EXERCISE TASK → Pick out each line containing the string "отдельным" and copy it.

DATA SHOWN →
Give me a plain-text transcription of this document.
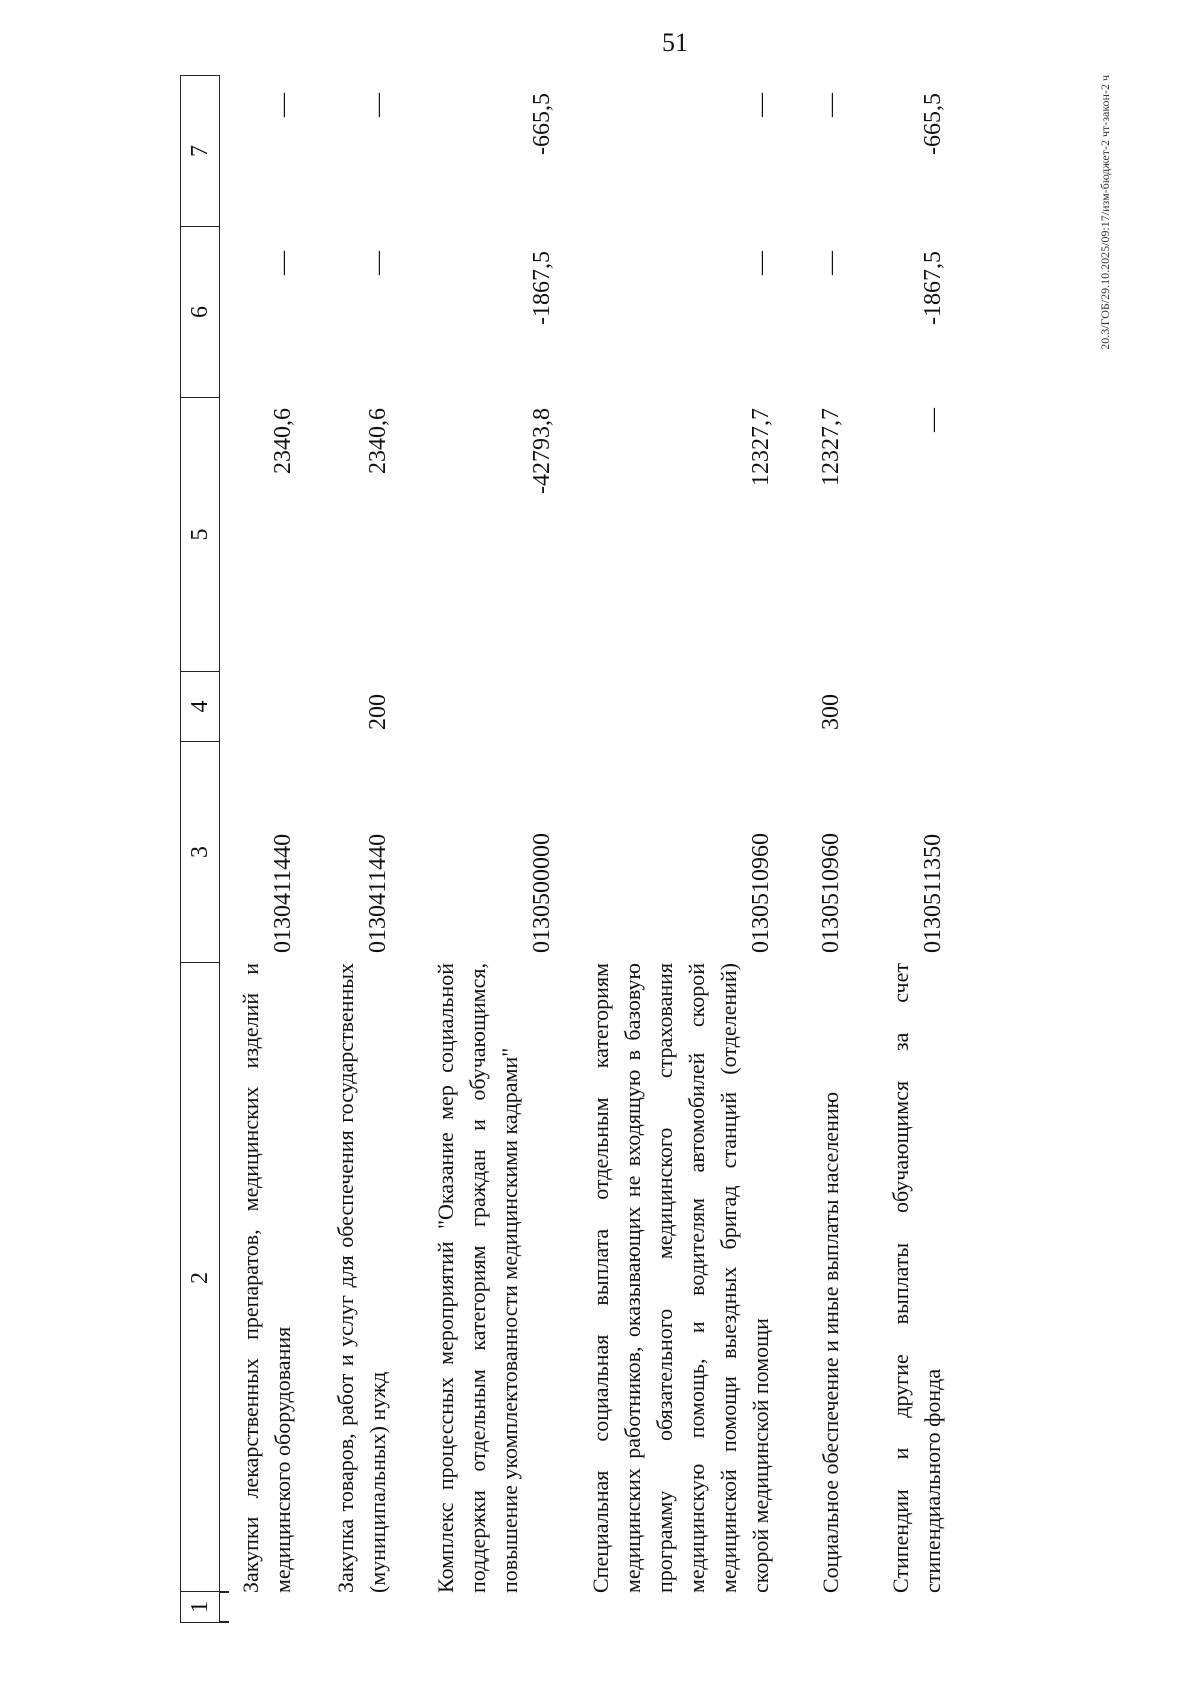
51
20.3/ГОБ/29.10.2025/09:17/изм-бюджет-2 чт-закон-2 ч
1
2
3
4
5
6
7
Закупки лекарственных препаратов, медицинских изделий и медицинского оборудования
0130411440
2340,6
—
—
Закупка товаров, работ и услуг для обеспечения государственных (муниципальных) нужд
0130411440
200
2340,6
—
—
Комплекс процессных мероприятий "Оказание мер социальной поддержки отдельным категориям граждан и обучающимся, повышение укомплектованности медицинскими кадрами"
0130500000
-42793,8
-1867,5
-665,5
Специальная социальная выплата отдельным категориям медицинских работников, оказывающих не входящую в базовую программу обязательного медицинского страхования медицинскую помощь, и водителям автомобилей скорой медицинской помощи выездных бригад станций (отделений) скорой медицинской помощи
0130510960
12327,7
—
—
Социальное обеспечение и иные выплаты населению
0130510960
300
12327,7
—
—
Стипендии и другие выплаты обучающимся за счет стипендиального фонда
0130511350
—
-1867,5
-665,5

WRITTEN ANSWER →
Комплекс процессных мероприятий "Оказание мер социальной поддержки отдельным категориям граждан и обучающимся, повышение укомплектованности медицинскими кадрами"
Специальная социальная выплата отдельным категориям медицинских работников, оказывающих не входящую в базовую программу обязательного медицинского страхования медицинскую помощь, и водителям автомобилей скорой медицинской помощи выездных бригад станций (отделений) скорой медицинской помощи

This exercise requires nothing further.